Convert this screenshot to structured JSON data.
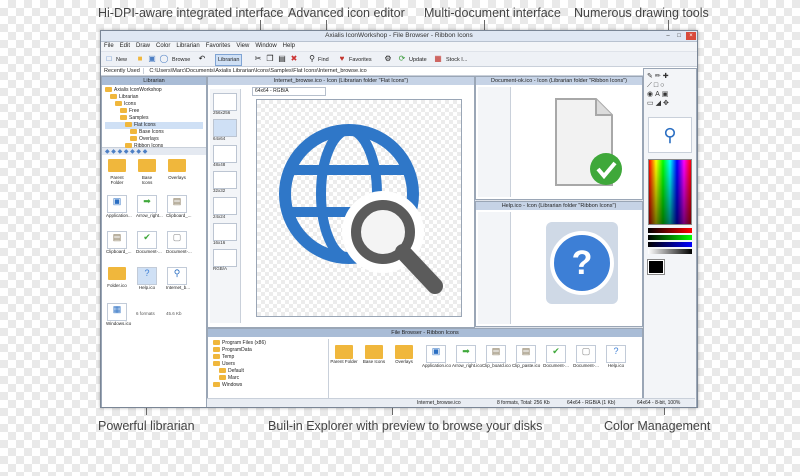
{
  "callouts": {
    "hidpi": "Hi-DPI-aware integrated interface",
    "editor": "Advanced icon editor",
    "multidoc": "Multi-document interface",
    "drawing": "Numerous drawing tools",
    "librarian": "Powerful librarian",
    "explorer": "Buil-in Explorer with preview to browse your disks",
    "color": "Color Management"
  },
  "app": {
    "title": "Axialis IconWorkshop - File Browser - Ribbon Icons",
    "menu": [
      "File",
      "Edit",
      "Draw",
      "Color",
      "Librarian",
      "Favorites",
      "View",
      "Window",
      "Help"
    ],
    "toolbar": {
      "new": "New",
      "browse": "Browse",
      "librarian": "Librarian",
      "find": "Find",
      "favorites": "Favorites",
      "update": "Update",
      "stock": "Stock I..."
    },
    "recently_used": "Recently Used",
    "path": "C:\\Users\\Marc\\Documents\\Axialis Librarian\\Icons\\Samples\\Flat Icons\\Internet_browse.ico"
  },
  "librarian": {
    "title": "Librarian",
    "tree": [
      "Axialis IconWorkshop",
      "Librarian",
      "Icons",
      "Free",
      "Samples",
      "Flat Icons",
      "Base Icons",
      "Overlays",
      "Ribbon Icons"
    ],
    "tiles": [
      {
        "label": "Parent Folder"
      },
      {
        "label": "Base Icons"
      },
      {
        "label": "Overlays"
      },
      {
        "label": "Application..."
      },
      {
        "label": "Arrow_right..."
      },
      {
        "label": "Clipboard_..."
      },
      {
        "label": "Clipboard_..."
      },
      {
        "label": "Document-..."
      },
      {
        "label": "Document-..."
      },
      {
        "label": "Folder.ico"
      },
      {
        "label": "Help.ico"
      },
      {
        "label": "Internet_b..."
      },
      {
        "label": "Windows.ico"
      }
    ],
    "formats": "6 formats",
    "size": "45.6 Kb"
  },
  "editor": {
    "title": "Internet_browse.ico - Icon (Librarian folder \"Flat Icons\")",
    "format": "64x64 - RGB/A",
    "formats": [
      "256x256",
      "64x64",
      "48x48",
      "32x32",
      "24x24",
      "16x16",
      "RGB/A"
    ]
  },
  "doc1": {
    "title": "Document-ok.ico - Icon (Librarian folder \"Ribbon Icons\")"
  },
  "doc2": {
    "title": "Help.ico - Icon (Librarian folder \"Ribbon Icons\")"
  },
  "explorer": {
    "title": "File Browser - Ribbon Icons",
    "tree": [
      "Program Files (x86)",
      "ProgramData",
      "Temp",
      "Users",
      "Default",
      "Marc",
      "Windows"
    ],
    "tiles": [
      "Parent Folder",
      "Base Icons",
      "Overlays",
      "Application.ico",
      "Arrow_right.ico",
      "Clip_board.ico",
      "Clip_paste.ico",
      "Document-...",
      "Document-...",
      "Help.ico"
    ],
    "status": [
      "Internet_browse.ico",
      "8 formats, Total: 256 Kb",
      "64x64 - RGB/A (1 Kb)",
      "64x64 - 8-bit, 100%"
    ]
  },
  "colors": {
    "accent": "#2a6ec2",
    "callout_line": "#6a6a6a",
    "folder": "#f0b73c",
    "ok": "#3fa83a",
    "help": "#3d7fd6"
  }
}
☆ ☆ ☆ ☆
What to do: What is needed is an exact reproduction of the data, pictures excluded.

Written response:
Convert this screenshot to structured JSON data.
{
  "callouts": {
    "hidpi": "Hi-DPI-aware integrated interface",
    "editor": "Advanced icon editor",
    "multidoc": "Multi-document interface",
    "drawing": "Numerous drawing tools",
    "librarian": "Powerful librarian",
    "explorer": "Buil-in Explorer with preview to browse your disks",
    "color": "Color Management"
  },
  "app": {
    "title": "Axialis IconWorkshop - File Browser - Ribbon Icons",
    "menu": [
      "File",
      "Edit",
      "Draw",
      "Color",
      "Librarian",
      "Favorites",
      "View",
      "Window",
      "Help"
    ],
    "toolbar": {
      "new": "New",
      "browse": "Browse",
      "librarian": "Librarian",
      "find": "Find",
      "favorites": "Favorites",
      "update": "Update",
      "stock": "Stock I..."
    },
    "recently_used": "Recently Used",
    "path": "C:\\Users\\Marc\\Documents\\Axialis Librarian\\Icons\\Samples\\Flat Icons\\Internet_browse.ico"
  },
  "librarian": {
    "title": "Librarian",
    "tree": [
      "Axialis IconWorkshop",
      "Librarian",
      "Icons",
      "Free",
      "Samples",
      "Flat Icons",
      "Base Icons",
      "Overlays",
      "Ribbon Icons"
    ],
    "tiles": [
      {
        "label": "Parent Folder"
      },
      {
        "label": "Base Icons"
      },
      {
        "label": "Overlays"
      },
      {
        "label": "Application..."
      },
      {
        "label": "Arrow_right..."
      },
      {
        "label": "Clipboard_..."
      },
      {
        "label": "Clipboard_..."
      },
      {
        "label": "Document-..."
      },
      {
        "label": "Document-..."
      },
      {
        "label": "Folder.ico"
      },
      {
        "label": "Help.ico"
      },
      {
        "label": "Internet_b..."
      },
      {
        "label": "Windows.ico"
      }
    ],
    "formats": "6 formats",
    "size": "45.6 Kb"
  },
  "editor": {
    "title": "Internet_browse.ico - Icon (Librarian folder \"Flat Icons\")",
    "format": "64x64 - RGB/A",
    "formats": [
      "256x256",
      "64x64",
      "48x48",
      "32x32",
      "24x24",
      "16x16",
      "RGB/A"
    ]
  },
  "doc1": {
    "title": "Document-ok.ico - Icon (Librarian folder \"Ribbon Icons\")"
  },
  "doc2": {
    "title": "Help.ico - Icon (Librarian folder \"Ribbon Icons\")"
  },
  "explorer": {
    "title": "File Browser - Ribbon Icons",
    "tree": [
      "Program Files (x86)",
      "ProgramData",
      "Temp",
      "Users",
      "Default",
      "Marc",
      "Windows"
    ],
    "tiles": [
      "Parent Folder",
      "Base Icons",
      "Overlays",
      "Application.ico",
      "Arrow_right.ico",
      "Clip_board.ico",
      "Clip_paste.ico",
      "Document-...",
      "Document-...",
      "Help.ico"
    ],
    "status": [
      "Internet_browse.ico",
      "8 formats, Total: 256 Kb",
      "64x64 - RGB/A (1 Kb)",
      "64x64 - 8-bit, 100%"
    ]
  },
  "colors": {
    "accent": "#2a6ec2",
    "callout_line": "#6a6a6a",
    "folder": "#f0b73c",
    "ok": "#3fa83a",
    "help": "#3d7fd6"
  }
}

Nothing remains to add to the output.